**Data for processing**
....
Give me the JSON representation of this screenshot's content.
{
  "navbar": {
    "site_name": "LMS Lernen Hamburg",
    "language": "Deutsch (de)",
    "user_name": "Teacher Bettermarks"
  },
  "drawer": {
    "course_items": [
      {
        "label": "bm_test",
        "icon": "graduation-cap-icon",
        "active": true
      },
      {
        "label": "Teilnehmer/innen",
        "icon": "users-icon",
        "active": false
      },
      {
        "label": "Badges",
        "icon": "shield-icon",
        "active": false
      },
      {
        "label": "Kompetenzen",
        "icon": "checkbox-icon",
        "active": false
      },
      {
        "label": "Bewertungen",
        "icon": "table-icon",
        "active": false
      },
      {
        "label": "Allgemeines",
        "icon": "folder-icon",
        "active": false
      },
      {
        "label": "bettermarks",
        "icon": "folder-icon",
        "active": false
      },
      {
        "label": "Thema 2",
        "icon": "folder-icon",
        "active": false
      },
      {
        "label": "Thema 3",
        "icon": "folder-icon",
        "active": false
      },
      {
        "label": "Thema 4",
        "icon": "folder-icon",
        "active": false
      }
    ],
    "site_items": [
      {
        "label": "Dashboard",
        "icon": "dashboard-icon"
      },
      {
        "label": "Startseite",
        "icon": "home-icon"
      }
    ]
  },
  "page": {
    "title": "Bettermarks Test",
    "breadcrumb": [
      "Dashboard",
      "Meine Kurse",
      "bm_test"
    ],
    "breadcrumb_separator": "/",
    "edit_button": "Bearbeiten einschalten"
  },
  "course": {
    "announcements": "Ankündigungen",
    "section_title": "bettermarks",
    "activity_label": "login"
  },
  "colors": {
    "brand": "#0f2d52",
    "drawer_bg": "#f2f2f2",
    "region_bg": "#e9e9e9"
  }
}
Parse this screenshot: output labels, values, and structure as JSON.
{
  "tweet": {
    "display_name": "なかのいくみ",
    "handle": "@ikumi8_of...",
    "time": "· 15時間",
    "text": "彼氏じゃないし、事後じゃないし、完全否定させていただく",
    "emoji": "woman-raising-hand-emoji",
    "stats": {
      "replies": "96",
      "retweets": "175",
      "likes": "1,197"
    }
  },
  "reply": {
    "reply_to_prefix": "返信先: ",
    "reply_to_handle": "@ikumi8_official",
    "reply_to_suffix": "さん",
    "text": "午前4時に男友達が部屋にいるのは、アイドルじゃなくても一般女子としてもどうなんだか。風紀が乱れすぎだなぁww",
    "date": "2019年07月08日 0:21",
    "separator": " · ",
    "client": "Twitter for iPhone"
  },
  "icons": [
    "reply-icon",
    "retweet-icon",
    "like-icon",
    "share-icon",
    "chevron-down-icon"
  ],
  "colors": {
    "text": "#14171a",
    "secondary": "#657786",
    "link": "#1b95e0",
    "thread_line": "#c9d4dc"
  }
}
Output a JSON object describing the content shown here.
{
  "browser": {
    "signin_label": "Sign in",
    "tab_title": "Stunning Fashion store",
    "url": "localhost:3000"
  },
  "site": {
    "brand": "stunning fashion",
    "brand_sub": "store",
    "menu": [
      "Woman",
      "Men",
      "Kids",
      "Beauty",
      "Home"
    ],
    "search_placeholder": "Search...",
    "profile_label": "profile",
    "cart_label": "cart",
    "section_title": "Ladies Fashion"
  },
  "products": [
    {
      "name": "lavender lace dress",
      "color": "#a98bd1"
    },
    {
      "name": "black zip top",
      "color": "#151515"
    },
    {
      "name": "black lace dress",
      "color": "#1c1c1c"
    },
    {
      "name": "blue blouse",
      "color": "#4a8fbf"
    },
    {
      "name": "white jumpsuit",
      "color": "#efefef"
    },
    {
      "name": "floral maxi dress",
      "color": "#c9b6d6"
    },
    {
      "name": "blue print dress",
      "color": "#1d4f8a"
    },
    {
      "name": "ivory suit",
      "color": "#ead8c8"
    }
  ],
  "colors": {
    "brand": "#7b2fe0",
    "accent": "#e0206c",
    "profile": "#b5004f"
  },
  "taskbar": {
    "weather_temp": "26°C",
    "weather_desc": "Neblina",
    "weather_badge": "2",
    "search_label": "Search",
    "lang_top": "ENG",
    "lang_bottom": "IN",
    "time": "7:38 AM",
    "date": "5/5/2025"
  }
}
....
**Challenge**
Give the data again, exactly as it stands.

**Output**
Give me the JSON representation of this screenshot's content.
{
  "navbar": {
    "site_name": "LMS Lernen Hamburg",
    "language": "Deutsch (de)",
    "user_name": "Teacher Bettermarks"
  },
  "drawer": {
    "course_items": [
      {
        "label": "bm_test",
        "icon": "graduation-cap-icon",
        "active": true
      },
      {
        "label": "Teilnehmer/innen",
        "icon": "users-icon",
        "active": false
      },
      {
        "label": "Badges",
        "icon": "shield-icon",
        "active": false
      },
      {
        "label": "Kompetenzen",
        "icon": "checkbox-icon",
        "active": false
      },
      {
        "label": "Bewertungen",
        "icon": "table-icon",
        "active": false
      },
      {
        "label": "Allgemeines",
        "icon": "folder-icon",
        "active": false
      },
      {
        "label": "bettermarks",
        "icon": "folder-icon",
        "active": false
      },
      {
        "label": "Thema 2",
        "icon": "folder-icon",
        "active": false
      },
      {
        "label": "Thema 3",
        "icon": "folder-icon",
        "active": false
      },
      {
        "label": "Thema 4",
        "icon": "folder-icon",
        "active": false
      }
    ],
    "site_items": [
      {
        "label": "Dashboard",
        "icon": "dashboard-icon"
      },
      {
        "label": "Startseite",
        "icon": "home-icon"
      }
    ]
  },
  "page": {
    "title": "Bettermarks Test",
    "breadcrumb": [
      "Dashboard",
      "Meine Kurse",
      "bm_test"
    ],
    "breadcrumb_separator": "/",
    "edit_button": "Bearbeiten einschalten"
  },
  "course": {
    "announcements": "Ankündigungen",
    "section_title": "bettermarks",
    "activity_label": "login"
  },
  "colors": {
    "brand": "#0f2d52",
    "drawer_bg": "#f2f2f2",
    "region_bg": "#e9e9e9"
  }
}
Parse this screenshot: output labels, values, and structure as JSON.
{
  "tweet": {
    "display_name": "なかのいくみ",
    "handle": "@ikumi8_of...",
    "time": "· 15時間",
    "text": "彼氏じゃないし、事後じゃないし、完全否定させていただく",
    "emoji": "woman-raising-hand-emoji",
    "stats": {
      "replies": "96",
      "retweets": "175",
      "likes": "1,197"
    }
  },
  "reply": {
    "reply_to_prefix": "返信先: ",
    "reply_to_handle": "@ikumi8_official",
    "reply_to_suffix": "さん",
    "text": "午前4時に男友達が部屋にいるのは、アイドルじゃなくても一般女子としてもどうなんだか。風紀が乱れすぎだなぁww",
    "date": "2019年07月08日 0:21",
    "separator": " · ",
    "client": "Twitter for iPhone"
  },
  "icons": [
    "reply-icon",
    "retweet-icon",
    "like-icon",
    "share-icon",
    "chevron-down-icon"
  ],
  "colors": {
    "text": "#14171a",
    "secondary": "#657786",
    "link": "#1b95e0",
    "thread_line": "#c9d4dc"
  }
}
Output a JSON object describing the content shown here.
{
  "browser": {
    "signin_label": "Sign in",
    "tab_title": "Stunning Fashion store",
    "url": "localhost:3000"
  },
  "site": {
    "brand": "stunning fashion",
    "brand_sub": "store",
    "menu": [
      "Woman",
      "Men",
      "Kids",
      "Beauty",
      "Home"
    ],
    "search_placeholder": "Search...",
    "profile_label": "profile",
    "cart_label": "cart",
    "section_title": "Ladies Fashion"
  },
  "products": [
    {
      "name": "lavender lace dress",
      "color": "#a98bd1"
    },
    {
      "name": "black zip top",
      "color": "#151515"
    },
    {
      "name": "black lace dress",
      "color": "#1c1c1c"
    },
    {
      "name": "blue blouse",
      "color": "#4a8fbf"
    },
    {
      "name": "white jumpsuit",
      "color": "#efefef"
    },
    {
      "name": "floral maxi dress",
      "color": "#c9b6d6"
    },
    {
      "name": "blue print dress",
      "color": "#1d4f8a"
    },
    {
      "name": "ivory suit",
      "color": "#ead8c8"
    }
  ],
  "colors": {
    "brand": "#7b2fe0",
    "accent": "#e0206c",
    "profile": "#b5004f"
  },
  "taskbar": {
    "weather_temp": "26°C",
    "weather_desc": "Neblina",
    "weather_badge": "2",
    "search_label": "Search",
    "lang_top": "ENG",
    "lang_bottom": "IN",
    "time": "7:38 AM",
    "date": "5/5/2025"
  }
}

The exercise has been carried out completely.